■ **What is required**
Check every line below for the string "name", and copy the lines that contain it.

Dataset entries on figures

========================

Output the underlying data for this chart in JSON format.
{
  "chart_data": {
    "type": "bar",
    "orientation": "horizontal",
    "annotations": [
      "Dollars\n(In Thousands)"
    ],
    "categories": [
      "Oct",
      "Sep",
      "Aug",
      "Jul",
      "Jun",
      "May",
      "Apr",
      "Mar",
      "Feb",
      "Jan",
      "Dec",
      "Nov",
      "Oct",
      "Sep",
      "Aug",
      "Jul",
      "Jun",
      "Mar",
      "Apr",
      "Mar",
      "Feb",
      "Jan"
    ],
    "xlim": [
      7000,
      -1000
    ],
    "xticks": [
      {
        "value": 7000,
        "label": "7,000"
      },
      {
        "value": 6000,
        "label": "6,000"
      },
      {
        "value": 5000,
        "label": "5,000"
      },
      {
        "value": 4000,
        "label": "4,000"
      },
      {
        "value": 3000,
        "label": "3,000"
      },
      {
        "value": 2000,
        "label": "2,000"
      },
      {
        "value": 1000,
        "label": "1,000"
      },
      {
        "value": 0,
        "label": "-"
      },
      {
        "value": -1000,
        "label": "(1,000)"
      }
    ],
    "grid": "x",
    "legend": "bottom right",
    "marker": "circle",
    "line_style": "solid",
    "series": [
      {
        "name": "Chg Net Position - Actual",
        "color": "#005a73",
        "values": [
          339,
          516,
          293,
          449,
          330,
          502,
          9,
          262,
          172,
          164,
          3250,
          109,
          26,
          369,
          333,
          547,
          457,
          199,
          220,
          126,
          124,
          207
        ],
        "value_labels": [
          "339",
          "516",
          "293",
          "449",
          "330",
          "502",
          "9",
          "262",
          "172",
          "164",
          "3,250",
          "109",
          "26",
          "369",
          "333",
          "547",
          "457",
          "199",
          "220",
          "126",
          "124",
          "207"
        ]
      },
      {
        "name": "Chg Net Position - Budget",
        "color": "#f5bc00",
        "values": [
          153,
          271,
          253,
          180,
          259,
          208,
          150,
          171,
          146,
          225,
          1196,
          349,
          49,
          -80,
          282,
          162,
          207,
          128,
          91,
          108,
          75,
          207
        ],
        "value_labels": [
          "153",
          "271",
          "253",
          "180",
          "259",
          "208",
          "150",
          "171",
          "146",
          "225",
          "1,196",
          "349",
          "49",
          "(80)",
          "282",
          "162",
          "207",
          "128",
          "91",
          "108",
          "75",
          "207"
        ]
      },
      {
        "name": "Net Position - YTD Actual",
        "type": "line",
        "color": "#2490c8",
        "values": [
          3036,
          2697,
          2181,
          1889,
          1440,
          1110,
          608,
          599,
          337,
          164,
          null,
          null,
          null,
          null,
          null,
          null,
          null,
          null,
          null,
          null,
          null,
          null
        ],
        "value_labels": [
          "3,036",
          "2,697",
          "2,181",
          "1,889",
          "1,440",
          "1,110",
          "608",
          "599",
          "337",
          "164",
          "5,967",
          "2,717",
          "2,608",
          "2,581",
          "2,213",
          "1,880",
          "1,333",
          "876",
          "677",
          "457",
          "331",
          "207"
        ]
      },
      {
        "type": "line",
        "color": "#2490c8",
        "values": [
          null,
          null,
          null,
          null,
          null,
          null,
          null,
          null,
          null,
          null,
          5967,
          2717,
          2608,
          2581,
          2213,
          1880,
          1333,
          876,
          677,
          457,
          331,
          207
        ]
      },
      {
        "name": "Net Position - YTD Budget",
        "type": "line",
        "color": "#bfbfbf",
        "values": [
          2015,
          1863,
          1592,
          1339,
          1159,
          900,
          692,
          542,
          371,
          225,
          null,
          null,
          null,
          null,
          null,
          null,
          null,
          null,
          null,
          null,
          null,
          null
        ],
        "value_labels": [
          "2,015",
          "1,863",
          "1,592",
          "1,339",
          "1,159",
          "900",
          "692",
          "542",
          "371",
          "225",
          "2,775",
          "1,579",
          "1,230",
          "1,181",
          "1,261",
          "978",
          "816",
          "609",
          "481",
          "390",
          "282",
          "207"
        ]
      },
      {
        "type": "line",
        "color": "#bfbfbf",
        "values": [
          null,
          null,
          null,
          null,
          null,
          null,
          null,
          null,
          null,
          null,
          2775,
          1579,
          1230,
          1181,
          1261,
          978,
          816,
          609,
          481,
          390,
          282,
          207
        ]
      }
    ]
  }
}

========================

■ **Right answer**
        "name": "Chg Net Position - Actual",
        "name": "Chg Net Position - Budget",
        "name": "Net Position - YTD Actual",
        "name": "Net Position - YTD Budget",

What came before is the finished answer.